+++ Source data
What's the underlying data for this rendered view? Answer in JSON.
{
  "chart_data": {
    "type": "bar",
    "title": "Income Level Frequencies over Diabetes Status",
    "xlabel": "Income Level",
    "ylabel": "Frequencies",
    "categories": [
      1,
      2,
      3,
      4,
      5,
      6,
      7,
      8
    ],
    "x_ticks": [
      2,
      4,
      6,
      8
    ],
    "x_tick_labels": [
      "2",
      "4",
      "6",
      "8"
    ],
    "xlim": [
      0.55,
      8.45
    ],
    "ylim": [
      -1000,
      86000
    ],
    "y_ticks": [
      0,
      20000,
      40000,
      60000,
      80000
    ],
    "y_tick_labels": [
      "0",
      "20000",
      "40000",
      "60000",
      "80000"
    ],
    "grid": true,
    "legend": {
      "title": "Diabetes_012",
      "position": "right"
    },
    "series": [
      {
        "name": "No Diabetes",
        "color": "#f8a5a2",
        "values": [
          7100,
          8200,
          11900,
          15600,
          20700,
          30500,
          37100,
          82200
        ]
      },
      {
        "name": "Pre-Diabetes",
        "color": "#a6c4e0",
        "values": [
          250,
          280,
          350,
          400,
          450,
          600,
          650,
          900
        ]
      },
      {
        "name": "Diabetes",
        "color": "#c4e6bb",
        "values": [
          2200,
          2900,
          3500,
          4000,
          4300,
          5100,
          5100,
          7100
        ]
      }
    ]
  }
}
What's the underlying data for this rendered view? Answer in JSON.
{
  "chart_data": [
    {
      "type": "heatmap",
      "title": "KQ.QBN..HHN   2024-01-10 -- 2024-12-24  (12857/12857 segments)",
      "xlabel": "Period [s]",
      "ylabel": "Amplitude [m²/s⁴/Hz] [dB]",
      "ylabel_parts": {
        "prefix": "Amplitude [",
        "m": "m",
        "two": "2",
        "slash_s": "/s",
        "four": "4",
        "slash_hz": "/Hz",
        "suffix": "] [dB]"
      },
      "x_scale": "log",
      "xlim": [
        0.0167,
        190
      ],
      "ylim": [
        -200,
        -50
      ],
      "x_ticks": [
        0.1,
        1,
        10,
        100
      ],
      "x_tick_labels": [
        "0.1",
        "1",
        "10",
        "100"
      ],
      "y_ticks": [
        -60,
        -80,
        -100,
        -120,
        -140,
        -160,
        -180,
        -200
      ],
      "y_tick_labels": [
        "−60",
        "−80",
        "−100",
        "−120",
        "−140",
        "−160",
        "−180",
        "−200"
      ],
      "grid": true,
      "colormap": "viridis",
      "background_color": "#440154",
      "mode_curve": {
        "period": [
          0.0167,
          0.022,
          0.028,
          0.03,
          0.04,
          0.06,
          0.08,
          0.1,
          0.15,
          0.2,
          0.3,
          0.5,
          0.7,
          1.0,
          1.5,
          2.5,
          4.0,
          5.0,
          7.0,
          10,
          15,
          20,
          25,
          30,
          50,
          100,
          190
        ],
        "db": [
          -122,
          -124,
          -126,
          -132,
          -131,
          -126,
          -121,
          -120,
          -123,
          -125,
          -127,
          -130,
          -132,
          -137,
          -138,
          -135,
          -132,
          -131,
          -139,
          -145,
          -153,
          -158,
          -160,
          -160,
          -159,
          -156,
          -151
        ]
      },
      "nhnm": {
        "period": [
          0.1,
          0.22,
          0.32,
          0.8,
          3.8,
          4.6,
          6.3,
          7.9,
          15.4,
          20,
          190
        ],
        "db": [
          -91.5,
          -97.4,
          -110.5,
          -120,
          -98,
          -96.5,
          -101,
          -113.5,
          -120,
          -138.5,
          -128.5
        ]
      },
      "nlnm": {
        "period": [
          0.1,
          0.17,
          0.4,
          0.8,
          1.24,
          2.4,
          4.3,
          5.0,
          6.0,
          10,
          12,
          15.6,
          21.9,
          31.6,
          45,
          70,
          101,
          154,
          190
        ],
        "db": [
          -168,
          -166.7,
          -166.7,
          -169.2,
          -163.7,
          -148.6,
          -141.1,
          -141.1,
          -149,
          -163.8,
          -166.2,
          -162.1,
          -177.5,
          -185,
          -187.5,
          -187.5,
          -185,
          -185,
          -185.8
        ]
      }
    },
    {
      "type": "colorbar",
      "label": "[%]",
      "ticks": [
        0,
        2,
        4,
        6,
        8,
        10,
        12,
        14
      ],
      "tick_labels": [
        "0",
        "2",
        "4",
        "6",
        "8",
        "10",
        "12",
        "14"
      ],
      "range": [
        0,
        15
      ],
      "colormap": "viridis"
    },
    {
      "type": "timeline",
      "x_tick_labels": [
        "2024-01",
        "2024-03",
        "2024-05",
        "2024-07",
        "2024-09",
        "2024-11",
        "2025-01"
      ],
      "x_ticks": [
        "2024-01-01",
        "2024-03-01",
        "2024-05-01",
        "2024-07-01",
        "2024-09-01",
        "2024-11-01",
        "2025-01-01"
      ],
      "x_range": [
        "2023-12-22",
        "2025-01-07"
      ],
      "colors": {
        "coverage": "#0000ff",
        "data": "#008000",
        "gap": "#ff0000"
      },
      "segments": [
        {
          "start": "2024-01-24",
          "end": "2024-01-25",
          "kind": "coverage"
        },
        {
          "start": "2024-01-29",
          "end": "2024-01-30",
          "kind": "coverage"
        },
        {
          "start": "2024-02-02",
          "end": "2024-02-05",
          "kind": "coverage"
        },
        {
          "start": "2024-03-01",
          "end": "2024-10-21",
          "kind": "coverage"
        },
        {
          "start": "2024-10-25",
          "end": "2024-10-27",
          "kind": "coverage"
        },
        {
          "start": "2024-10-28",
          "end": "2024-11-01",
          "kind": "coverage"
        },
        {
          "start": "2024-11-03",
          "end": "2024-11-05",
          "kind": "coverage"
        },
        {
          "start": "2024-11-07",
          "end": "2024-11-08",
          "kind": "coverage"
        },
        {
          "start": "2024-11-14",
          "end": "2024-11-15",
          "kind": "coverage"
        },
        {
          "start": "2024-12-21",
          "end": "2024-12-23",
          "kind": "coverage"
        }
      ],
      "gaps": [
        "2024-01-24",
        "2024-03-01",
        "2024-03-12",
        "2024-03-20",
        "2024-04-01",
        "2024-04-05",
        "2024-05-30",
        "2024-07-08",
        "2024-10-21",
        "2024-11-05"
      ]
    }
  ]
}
++++++
Aim of the exercise: Extract each entry in full, exactly as given.

Answer below:
What's the underlying data for this rendered view? Answer in JSON.
{
  "chart_data": {
    "type": "bar",
    "title": "Income Level Frequencies over Diabetes Status",
    "xlabel": "Income Level",
    "ylabel": "Frequencies",
    "categories": [
      1,
      2,
      3,
      4,
      5,
      6,
      7,
      8
    ],
    "x_ticks": [
      2,
      4,
      6,
      8
    ],
    "x_tick_labels": [
      "2",
      "4",
      "6",
      "8"
    ],
    "xlim": [
      0.55,
      8.45
    ],
    "ylim": [
      -1000,
      86000
    ],
    "y_ticks": [
      0,
      20000,
      40000,
      60000,
      80000
    ],
    "y_tick_labels": [
      "0",
      "20000",
      "40000",
      "60000",
      "80000"
    ],
    "grid": true,
    "legend": {
      "title": "Diabetes_012",
      "position": "right"
    },
    "series": [
      {
        "name": "No Diabetes",
        "color": "#f8a5a2",
        "values": [
          7100,
          8200,
          11900,
          15600,
          20700,
          30500,
          37100,
          82200
        ]
      },
      {
        "name": "Pre-Diabetes",
        "color": "#a6c4e0",
        "values": [
          250,
          280,
          350,
          400,
          450,
          600,
          650,
          900
        ]
      },
      {
        "name": "Diabetes",
        "color": "#c4e6bb",
        "values": [
          2200,
          2900,
          3500,
          4000,
          4300,
          5100,
          5100,
          7100
        ]
      }
    ]
  }
}
What's the underlying data for this rendered view? Answer in JSON.
{
  "chart_data": [
    {
      "type": "heatmap",
      "title": "KQ.QBN..HHN   2024-01-10 -- 2024-12-24  (12857/12857 segments)",
      "xlabel": "Period [s]",
      "ylabel": "Amplitude [m²/s⁴/Hz] [dB]",
      "ylabel_parts": {
        "prefix": "Amplitude [",
        "m": "m",
        "two": "2",
        "slash_s": "/s",
        "four": "4",
        "slash_hz": "/Hz",
        "suffix": "] [dB]"
      },
      "x_scale": "log",
      "xlim": [
        0.0167,
        190
      ],
      "ylim": [
        -200,
        -50
      ],
      "x_ticks": [
        0.1,
        1,
        10,
        100
      ],
      "x_tick_labels": [
        "0.1",
        "1",
        "10",
        "100"
      ],
      "y_ticks": [
        -60,
        -80,
        -100,
        -120,
        -140,
        -160,
        -180,
        -200
      ],
      "y_tick_labels": [
        "−60",
        "−80",
        "−100",
        "−120",
        "−140",
        "−160",
        "−180",
        "−200"
      ],
      "grid": true,
      "colormap": "viridis",
      "background_color": "#440154",
      "mode_curve": {
        "period": [
          0.0167,
          0.022,
          0.028,
          0.03,
          0.04,
          0.06,
          0.08,
          0.1,
          0.15,
          0.2,
          0.3,
          0.5,
          0.7,
          1.0,
          1.5,
          2.5,
          4.0,
          5.0,
          7.0,
          10,
          15,
          20,
          25,
          30,
          50,
          100,
          190
        ],
        "db": [
          -122,
          -124,
          -126,
          -132,
          -131,
          -126,
          -121,
          -120,
          -123,
          -125,
          -127,
          -130,
          -132,
          -137,
          -138,
          -135,
          -132,
          -131,
          -139,
          -145,
          -153,
          -158,
          -160,
          -160,
          -159,
          -156,
          -151
        ]
      },
      "nhnm": {
        "period": [
          0.1,
          0.22,
          0.32,
          0.8,
          3.8,
          4.6,
          6.3,
          7.9,
          15.4,
          20,
          190
        ],
        "db": [
          -91.5,
          -97.4,
          -110.5,
          -120,
          -98,
          -96.5,
          -101,
          -113.5,
          -120,
          -138.5,
          -128.5
        ]
      },
      "nlnm": {
        "period": [
          0.1,
          0.17,
          0.4,
          0.8,
          1.24,
          2.4,
          4.3,
          5.0,
          6.0,
          10,
          12,
          15.6,
          21.9,
          31.6,
          45,
          70,
          101,
          154,
          190
        ],
        "db": [
          -168,
          -166.7,
          -166.7,
          -169.2,
          -163.7,
          -148.6,
          -141.1,
          -141.1,
          -149,
          -163.8,
          -166.2,
          -162.1,
          -177.5,
          -185,
          -187.5,
          -187.5,
          -185,
          -185,
          -185.8
        ]
      }
    },
    {
      "type": "colorbar",
      "label": "[%]",
      "ticks": [
        0,
        2,
        4,
        6,
        8,
        10,
        12,
        14
      ],
      "tick_labels": [
        "0",
        "2",
        "4",
        "6",
        "8",
        "10",
        "12",
        "14"
      ],
      "range": [
        0,
        15
      ],
      "colormap": "viridis"
    },
    {
      "type": "timeline",
      "x_tick_labels": [
        "2024-01",
        "2024-03",
        "2024-05",
        "2024-07",
        "2024-09",
        "2024-11",
        "2025-01"
      ],
      "x_ticks": [
        "2024-01-01",
        "2024-03-01",
        "2024-05-01",
        "2024-07-01",
        "2024-09-01",
        "2024-11-01",
        "2025-01-01"
      ],
      "x_range": [
        "2023-12-22",
        "2025-01-07"
      ],
      "colors": {
        "coverage": "#0000ff",
        "data": "#008000",
        "gap": "#ff0000"
      },
      "segments": [
        {
          "start": "2024-01-24",
          "end": "2024-01-25",
          "kind": "coverage"
        },
        {
          "start": "2024-01-29",
          "end": "2024-01-30",
          "kind": "coverage"
        },
        {
          "start": "2024-02-02",
          "end": "2024-02-05",
          "kind": "coverage"
        },
        {
          "start": "2024-03-01",
          "end": "2024-10-21",
          "kind": "coverage"
        },
        {
          "start": "2024-10-25",
          "end": "2024-10-27",
          "kind": "coverage"
        },
        {
          "start": "2024-10-28",
          "end": "2024-11-01",
          "kind": "coverage"
        },
        {
          "start": "2024-11-03",
          "end": "2024-11-05",
          "kind": "coverage"
        },
        {
          "start": "2024-11-07",
          "end": "2024-11-08",
          "kind": "coverage"
        },
        {
          "start": "2024-11-14",
          "end": "2024-11-15",
          "kind": "coverage"
        },
        {
          "start": "2024-12-21",
          "end": "2024-12-23",
          "kind": "coverage"
        }
      ],
      "gaps": [
        "2024-01-24",
        "2024-03-01",
        "2024-03-12",
        "2024-03-20",
        "2024-04-01",
        "2024-04-05",
        "2024-05-30",
        "2024-07-08",
        "2024-10-21",
        "2024-11-05"
      ]
    }
  ]
}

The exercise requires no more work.